━━ PROVIDED RECORDS ━━
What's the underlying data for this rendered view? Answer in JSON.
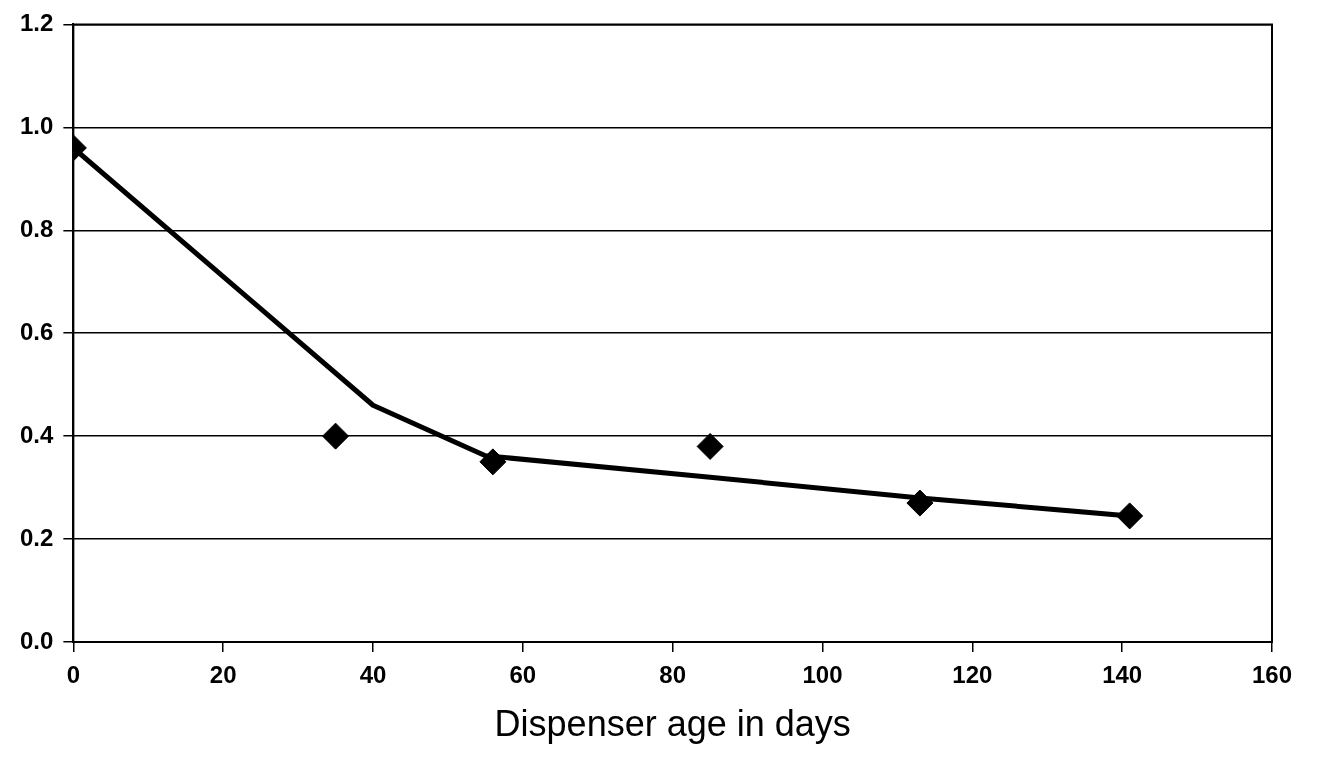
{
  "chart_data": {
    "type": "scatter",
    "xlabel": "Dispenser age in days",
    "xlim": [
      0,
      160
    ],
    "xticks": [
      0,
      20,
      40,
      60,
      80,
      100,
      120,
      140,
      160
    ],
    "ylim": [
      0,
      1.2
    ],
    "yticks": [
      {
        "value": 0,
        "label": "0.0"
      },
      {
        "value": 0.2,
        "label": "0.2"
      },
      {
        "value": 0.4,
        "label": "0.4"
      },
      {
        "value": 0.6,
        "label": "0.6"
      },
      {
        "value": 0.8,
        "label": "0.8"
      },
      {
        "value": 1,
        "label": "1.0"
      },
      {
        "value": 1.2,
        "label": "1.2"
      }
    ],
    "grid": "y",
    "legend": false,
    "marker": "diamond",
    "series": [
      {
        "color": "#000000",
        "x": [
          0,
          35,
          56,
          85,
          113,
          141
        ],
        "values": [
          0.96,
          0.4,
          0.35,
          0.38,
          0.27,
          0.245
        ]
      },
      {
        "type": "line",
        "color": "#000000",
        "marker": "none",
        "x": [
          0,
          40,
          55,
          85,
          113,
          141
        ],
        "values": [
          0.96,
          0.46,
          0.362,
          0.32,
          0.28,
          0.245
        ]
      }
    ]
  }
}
━━━
| DO THIS |
Make an exact copy of the data above, pictures excluded.

| ANSWER TO THIS EXERCISE |
What's the underlying data for this rendered view? Answer in JSON.
{
  "chart_data": {
    "type": "scatter",
    "xlabel": "Dispenser age in days",
    "xlim": [
      0,
      160
    ],
    "xticks": [
      0,
      20,
      40,
      60,
      80,
      100,
      120,
      140,
      160
    ],
    "ylim": [
      0,
      1.2
    ],
    "yticks": [
      {
        "value": 0,
        "label": "0.0"
      },
      {
        "value": 0.2,
        "label": "0.2"
      },
      {
        "value": 0.4,
        "label": "0.4"
      },
      {
        "value": 0.6,
        "label": "0.6"
      },
      {
        "value": 0.8,
        "label": "0.8"
      },
      {
        "value": 1,
        "label": "1.0"
      },
      {
        "value": 1.2,
        "label": "1.2"
      }
    ],
    "grid": "y",
    "legend": false,
    "marker": "diamond",
    "series": [
      {
        "color": "#000000",
        "x": [
          0,
          35,
          56,
          85,
          113,
          141
        ],
        "values": [
          0.96,
          0.4,
          0.35,
          0.38,
          0.27,
          0.245
        ]
      },
      {
        "type": "line",
        "color": "#000000",
        "marker": "none",
        "x": [
          0,
          40,
          55,
          85,
          113,
          141
        ],
        "values": [
          0.96,
          0.46,
          0.362,
          0.32,
          0.28,
          0.245
        ]
      }
    ]
  }
}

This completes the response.